Go through the entries below and retype them exactly, omitting each picture.
☆ ☆ ☆ ☆ ☆ ☆ ☆
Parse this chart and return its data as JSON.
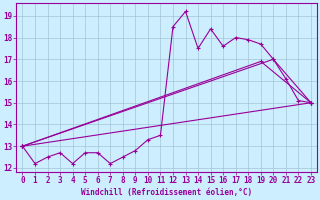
{
  "bg_color": "#cceeff",
  "line_color": "#990099",
  "grid_color": "#99bbcc",
  "xlim": [
    -0.5,
    23.5
  ],
  "ylim": [
    11.8,
    19.6
  ],
  "xticks": [
    0,
    1,
    2,
    3,
    4,
    5,
    6,
    7,
    8,
    9,
    10,
    11,
    12,
    13,
    14,
    15,
    16,
    17,
    18,
    19,
    20,
    21,
    22,
    23
  ],
  "yticks": [
    12,
    13,
    14,
    15,
    16,
    17,
    18,
    19
  ],
  "line1_x": [
    0,
    1,
    2,
    3,
    4,
    5,
    6,
    7,
    8,
    9,
    10,
    11,
    12,
    13,
    14,
    15,
    16,
    17,
    18,
    19,
    20,
    21,
    22,
    23
  ],
  "line1_y": [
    13.0,
    12.2,
    12.5,
    12.7,
    12.2,
    12.7,
    12.7,
    12.2,
    12.5,
    12.8,
    13.3,
    13.5,
    18.5,
    19.2,
    17.5,
    18.4,
    17.6,
    18.0,
    17.9,
    17.7,
    17.0,
    16.1,
    15.1,
    15.0
  ],
  "line2_x": [
    0,
    23
  ],
  "line2_y": [
    13.0,
    15.0
  ],
  "line3_x": [
    0,
    23
  ],
  "line3_y": [
    13.0,
    15.0
  ],
  "line4_x": [
    0,
    23
  ],
  "line4_y": [
    13.0,
    15.0
  ],
  "fan_lines": [
    {
      "x": [
        0,
        23
      ],
      "y": [
        13.0,
        15.0
      ]
    },
    {
      "x": [
        0,
        19,
        23
      ],
      "y": [
        13.0,
        16.9,
        15.0
      ]
    },
    {
      "x": [
        0,
        20,
        23
      ],
      "y": [
        13.0,
        17.0,
        15.0
      ]
    }
  ],
  "xlabel": "Windchill (Refroidissement éolien,°C)",
  "tick_fontsize": 5.5,
  "xlabel_fontsize": 5.5
}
☆ ☆ ☆ ☆ ☆ ☆ ☆
▶ **Exercise solution**
Parse this chart and return its data as JSON.
{
  "bg_color": "#cceeff",
  "line_color": "#990099",
  "grid_color": "#99bbcc",
  "xlim": [
    -0.5,
    23.5
  ],
  "ylim": [
    11.8,
    19.6
  ],
  "xticks": [
    0,
    1,
    2,
    3,
    4,
    5,
    6,
    7,
    8,
    9,
    10,
    11,
    12,
    13,
    14,
    15,
    16,
    17,
    18,
    19,
    20,
    21,
    22,
    23
  ],
  "yticks": [
    12,
    13,
    14,
    15,
    16,
    17,
    18,
    19
  ],
  "line1_x": [
    0,
    1,
    2,
    3,
    4,
    5,
    6,
    7,
    8,
    9,
    10,
    11,
    12,
    13,
    14,
    15,
    16,
    17,
    18,
    19,
    20,
    21,
    22,
    23
  ],
  "line1_y": [
    13.0,
    12.2,
    12.5,
    12.7,
    12.2,
    12.7,
    12.7,
    12.2,
    12.5,
    12.8,
    13.3,
    13.5,
    18.5,
    19.2,
    17.5,
    18.4,
    17.6,
    18.0,
    17.9,
    17.7,
    17.0,
    16.1,
    15.1,
    15.0
  ],
  "line2_x": [
    0,
    23
  ],
  "line2_y": [
    13.0,
    15.0
  ],
  "line3_x": [
    0,
    23
  ],
  "line3_y": [
    13.0,
    15.0
  ],
  "line4_x": [
    0,
    23
  ],
  "line4_y": [
    13.0,
    15.0
  ],
  "fan_lines": [
    {
      "x": [
        0,
        23
      ],
      "y": [
        13.0,
        15.0
      ]
    },
    {
      "x": [
        0,
        19,
        23
      ],
      "y": [
        13.0,
        16.9,
        15.0
      ]
    },
    {
      "x": [
        0,
        20,
        23
      ],
      "y": [
        13.0,
        17.0,
        15.0
      ]
    }
  ],
  "xlabel": "Windchill (Refroidissement éolien,°C)",
  "tick_fontsize": 5.5,
  "xlabel_fontsize": 5.5
}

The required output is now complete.